*Directions:* Output all of the records exactly as written.

--- BEGIN Data shown ---

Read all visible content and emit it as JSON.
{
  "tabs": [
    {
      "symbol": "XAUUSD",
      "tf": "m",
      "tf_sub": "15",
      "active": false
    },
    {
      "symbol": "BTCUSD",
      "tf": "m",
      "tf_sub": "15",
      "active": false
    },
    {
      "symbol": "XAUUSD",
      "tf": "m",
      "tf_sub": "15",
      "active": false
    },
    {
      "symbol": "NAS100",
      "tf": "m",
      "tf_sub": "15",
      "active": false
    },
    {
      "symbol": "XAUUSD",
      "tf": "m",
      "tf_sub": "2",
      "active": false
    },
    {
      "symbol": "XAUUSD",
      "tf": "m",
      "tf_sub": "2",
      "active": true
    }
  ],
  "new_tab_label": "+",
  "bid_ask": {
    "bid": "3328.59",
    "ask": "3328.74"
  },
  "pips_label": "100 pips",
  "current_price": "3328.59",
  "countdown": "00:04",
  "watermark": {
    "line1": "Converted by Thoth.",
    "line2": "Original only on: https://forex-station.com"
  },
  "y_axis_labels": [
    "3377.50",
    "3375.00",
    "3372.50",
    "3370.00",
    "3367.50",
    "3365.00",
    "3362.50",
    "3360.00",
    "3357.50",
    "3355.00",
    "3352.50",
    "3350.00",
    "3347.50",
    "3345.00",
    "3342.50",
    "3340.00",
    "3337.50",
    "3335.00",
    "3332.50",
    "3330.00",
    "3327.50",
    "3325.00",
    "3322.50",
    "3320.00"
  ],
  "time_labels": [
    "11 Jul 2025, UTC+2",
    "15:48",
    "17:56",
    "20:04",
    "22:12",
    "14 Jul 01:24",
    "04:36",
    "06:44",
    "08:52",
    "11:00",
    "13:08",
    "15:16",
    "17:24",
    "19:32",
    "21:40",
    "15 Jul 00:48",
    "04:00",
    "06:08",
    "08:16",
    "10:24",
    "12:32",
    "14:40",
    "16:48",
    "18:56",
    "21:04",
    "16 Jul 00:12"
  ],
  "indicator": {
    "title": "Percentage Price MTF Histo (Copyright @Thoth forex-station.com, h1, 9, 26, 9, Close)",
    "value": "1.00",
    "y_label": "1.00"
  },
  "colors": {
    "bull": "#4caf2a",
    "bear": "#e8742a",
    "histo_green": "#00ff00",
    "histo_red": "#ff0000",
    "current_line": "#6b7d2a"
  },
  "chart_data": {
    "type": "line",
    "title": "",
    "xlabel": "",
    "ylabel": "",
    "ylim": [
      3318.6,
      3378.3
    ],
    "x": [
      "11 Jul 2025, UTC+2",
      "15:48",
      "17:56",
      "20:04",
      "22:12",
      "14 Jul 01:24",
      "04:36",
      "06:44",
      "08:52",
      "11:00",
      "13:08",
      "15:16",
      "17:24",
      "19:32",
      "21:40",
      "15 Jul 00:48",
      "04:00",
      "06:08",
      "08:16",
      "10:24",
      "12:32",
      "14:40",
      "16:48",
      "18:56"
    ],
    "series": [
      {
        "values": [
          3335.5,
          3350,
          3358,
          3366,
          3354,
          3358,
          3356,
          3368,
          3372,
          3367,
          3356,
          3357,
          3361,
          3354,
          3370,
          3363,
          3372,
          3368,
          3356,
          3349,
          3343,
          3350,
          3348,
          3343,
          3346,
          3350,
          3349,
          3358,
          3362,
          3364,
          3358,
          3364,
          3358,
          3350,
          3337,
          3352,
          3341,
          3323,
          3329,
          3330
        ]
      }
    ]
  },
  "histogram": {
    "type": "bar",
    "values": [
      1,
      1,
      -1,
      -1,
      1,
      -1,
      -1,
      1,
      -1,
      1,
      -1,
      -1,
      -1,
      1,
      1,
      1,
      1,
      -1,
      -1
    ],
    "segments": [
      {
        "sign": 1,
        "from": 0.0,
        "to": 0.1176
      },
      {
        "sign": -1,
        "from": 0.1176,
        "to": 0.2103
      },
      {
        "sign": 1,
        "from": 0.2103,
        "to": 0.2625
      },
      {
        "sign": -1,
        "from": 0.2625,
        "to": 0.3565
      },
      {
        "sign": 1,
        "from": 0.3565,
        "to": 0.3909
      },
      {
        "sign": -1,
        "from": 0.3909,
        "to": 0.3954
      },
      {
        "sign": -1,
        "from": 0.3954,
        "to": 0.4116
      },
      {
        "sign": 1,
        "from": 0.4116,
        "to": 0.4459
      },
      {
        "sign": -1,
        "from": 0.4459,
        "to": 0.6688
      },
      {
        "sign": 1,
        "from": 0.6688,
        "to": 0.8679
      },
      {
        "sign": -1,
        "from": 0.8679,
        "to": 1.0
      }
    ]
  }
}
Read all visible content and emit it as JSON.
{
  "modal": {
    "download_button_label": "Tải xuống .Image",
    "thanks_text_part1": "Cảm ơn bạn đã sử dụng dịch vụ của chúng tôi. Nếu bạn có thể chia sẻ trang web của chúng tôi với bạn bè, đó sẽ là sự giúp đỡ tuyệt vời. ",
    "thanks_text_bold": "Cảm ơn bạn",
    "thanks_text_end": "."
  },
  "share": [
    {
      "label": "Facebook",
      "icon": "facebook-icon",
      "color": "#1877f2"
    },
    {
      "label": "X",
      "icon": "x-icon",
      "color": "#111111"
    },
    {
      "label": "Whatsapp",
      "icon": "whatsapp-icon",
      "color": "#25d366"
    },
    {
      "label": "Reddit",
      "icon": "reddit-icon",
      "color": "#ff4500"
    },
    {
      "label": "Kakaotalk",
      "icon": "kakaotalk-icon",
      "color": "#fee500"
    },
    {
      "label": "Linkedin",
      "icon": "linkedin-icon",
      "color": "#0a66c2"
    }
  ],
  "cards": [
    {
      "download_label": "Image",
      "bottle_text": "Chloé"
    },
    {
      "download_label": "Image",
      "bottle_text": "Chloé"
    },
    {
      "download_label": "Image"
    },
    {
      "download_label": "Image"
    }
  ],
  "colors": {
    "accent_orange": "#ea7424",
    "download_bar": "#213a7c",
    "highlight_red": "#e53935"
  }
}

--- END Data shown ---

*Complete answer:*
Read all visible content and emit it as JSON.
{
  "tabs": [
    {
      "symbol": "XAUUSD",
      "tf": "m",
      "tf_sub": "15",
      "active": false
    },
    {
      "symbol": "BTCUSD",
      "tf": "m",
      "tf_sub": "15",
      "active": false
    },
    {
      "symbol": "XAUUSD",
      "tf": "m",
      "tf_sub": "15",
      "active": false
    },
    {
      "symbol": "NAS100",
      "tf": "m",
      "tf_sub": "15",
      "active": false
    },
    {
      "symbol": "XAUUSD",
      "tf": "m",
      "tf_sub": "2",
      "active": false
    },
    {
      "symbol": "XAUUSD",
      "tf": "m",
      "tf_sub": "2",
      "active": true
    }
  ],
  "new_tab_label": "+",
  "bid_ask": {
    "bid": "3328.59",
    "ask": "3328.74"
  },
  "pips_label": "100 pips",
  "current_price": "3328.59",
  "countdown": "00:04",
  "watermark": {
    "line1": "Converted by Thoth.",
    "line2": "Original only on: https://forex-station.com"
  },
  "y_axis_labels": [
    "3377.50",
    "3375.00",
    "3372.50",
    "3370.00",
    "3367.50",
    "3365.00",
    "3362.50",
    "3360.00",
    "3357.50",
    "3355.00",
    "3352.50",
    "3350.00",
    "3347.50",
    "3345.00",
    "3342.50",
    "3340.00",
    "3337.50",
    "3335.00",
    "3332.50",
    "3330.00",
    "3327.50",
    "3325.00",
    "3322.50",
    "3320.00"
  ],
  "time_labels": [
    "11 Jul 2025, UTC+2",
    "15:48",
    "17:56",
    "20:04",
    "22:12",
    "14 Jul 01:24",
    "04:36",
    "06:44",
    "08:52",
    "11:00",
    "13:08",
    "15:16",
    "17:24",
    "19:32",
    "21:40",
    "15 Jul 00:48",
    "04:00",
    "06:08",
    "08:16",
    "10:24",
    "12:32",
    "14:40",
    "16:48",
    "18:56",
    "21:04",
    "16 Jul 00:12"
  ],
  "indicator": {
    "title": "Percentage Price MTF Histo (Copyright @Thoth forex-station.com, h1, 9, 26, 9, Close)",
    "value": "1.00",
    "y_label": "1.00"
  },
  "colors": {
    "bull": "#4caf2a",
    "bear": "#e8742a",
    "histo_green": "#00ff00",
    "histo_red": "#ff0000",
    "current_line": "#6b7d2a"
  },
  "chart_data": {
    "type": "line",
    "title": "",
    "xlabel": "",
    "ylabel": "",
    "ylim": [
      3318.6,
      3378.3
    ],
    "x": [
      "11 Jul 2025, UTC+2",
      "15:48",
      "17:56",
      "20:04",
      "22:12",
      "14 Jul 01:24",
      "04:36",
      "06:44",
      "08:52",
      "11:00",
      "13:08",
      "15:16",
      "17:24",
      "19:32",
      "21:40",
      "15 Jul 00:48",
      "04:00",
      "06:08",
      "08:16",
      "10:24",
      "12:32",
      "14:40",
      "16:48",
      "18:56"
    ],
    "series": [
      {
        "values": [
          3335.5,
          3350,
          3358,
          3366,
          3354,
          3358,
          3356,
          3368,
          3372,
          3367,
          3356,
          3357,
          3361,
          3354,
          3370,
          3363,
          3372,
          3368,
          3356,
          3349,
          3343,
          3350,
          3348,
          3343,
          3346,
          3350,
          3349,
          3358,
          3362,
          3364,
          3358,
          3364,
          3358,
          3350,
          3337,
          3352,
          3341,
          3323,
          3329,
          3330
        ]
      }
    ]
  },
  "histogram": {
    "type": "bar",
    "values": [
      1,
      1,
      -1,
      -1,
      1,
      -1,
      -1,
      1,
      -1,
      1,
      -1,
      -1,
      -1,
      1,
      1,
      1,
      1,
      -1,
      -1
    ],
    "segments": [
      {
        "sign": 1,
        "from": 0.0,
        "to": 0.1176
      },
      {
        "sign": -1,
        "from": 0.1176,
        "to": 0.2103
      },
      {
        "sign": 1,
        "from": 0.2103,
        "to": 0.2625
      },
      {
        "sign": -1,
        "from": 0.2625,
        "to": 0.3565
      },
      {
        "sign": 1,
        "from": 0.3565,
        "to": 0.3909
      },
      {
        "sign": -1,
        "from": 0.3909,
        "to": 0.3954
      },
      {
        "sign": -1,
        "from": 0.3954,
        "to": 0.4116
      },
      {
        "sign": 1,
        "from": 0.4116,
        "to": 0.4459
      },
      {
        "sign": -1,
        "from": 0.4459,
        "to": 0.6688
      },
      {
        "sign": 1,
        "from": 0.6688,
        "to": 0.8679
      },
      {
        "sign": -1,
        "from": 0.8679,
        "to": 1.0
      }
    ]
  }
}
Read all visible content and emit it as JSON.
{
  "modal": {
    "download_button_label": "Tải xuống .Image",
    "thanks_text_part1": "Cảm ơn bạn đã sử dụng dịch vụ của chúng tôi. Nếu bạn có thể chia sẻ trang web của chúng tôi với bạn bè, đó sẽ là sự giúp đỡ tuyệt vời. ",
    "thanks_text_bold": "Cảm ơn bạn",
    "thanks_text_end": "."
  },
  "share": [
    {
      "label": "Facebook",
      "icon": "facebook-icon",
      "color": "#1877f2"
    },
    {
      "label": "X",
      "icon": "x-icon",
      "color": "#111111"
    },
    {
      "label": "Whatsapp",
      "icon": "whatsapp-icon",
      "color": "#25d366"
    },
    {
      "label": "Reddit",
      "icon": "reddit-icon",
      "color": "#ff4500"
    },
    {
      "label": "Kakaotalk",
      "icon": "kakaotalk-icon",
      "color": "#fee500"
    },
    {
      "label": "Linkedin",
      "icon": "linkedin-icon",
      "color": "#0a66c2"
    }
  ],
  "cards": [
    {
      "download_label": "Image",
      "bottle_text": "Chloé"
    },
    {
      "download_label": "Image",
      "bottle_text": "Chloé"
    },
    {
      "download_label": "Image"
    },
    {
      "download_label": "Image"
    }
  ],
  "colors": {
    "accent_orange": "#ea7424",
    "download_bar": "#213a7c",
    "highlight_red": "#e53935"
  }
}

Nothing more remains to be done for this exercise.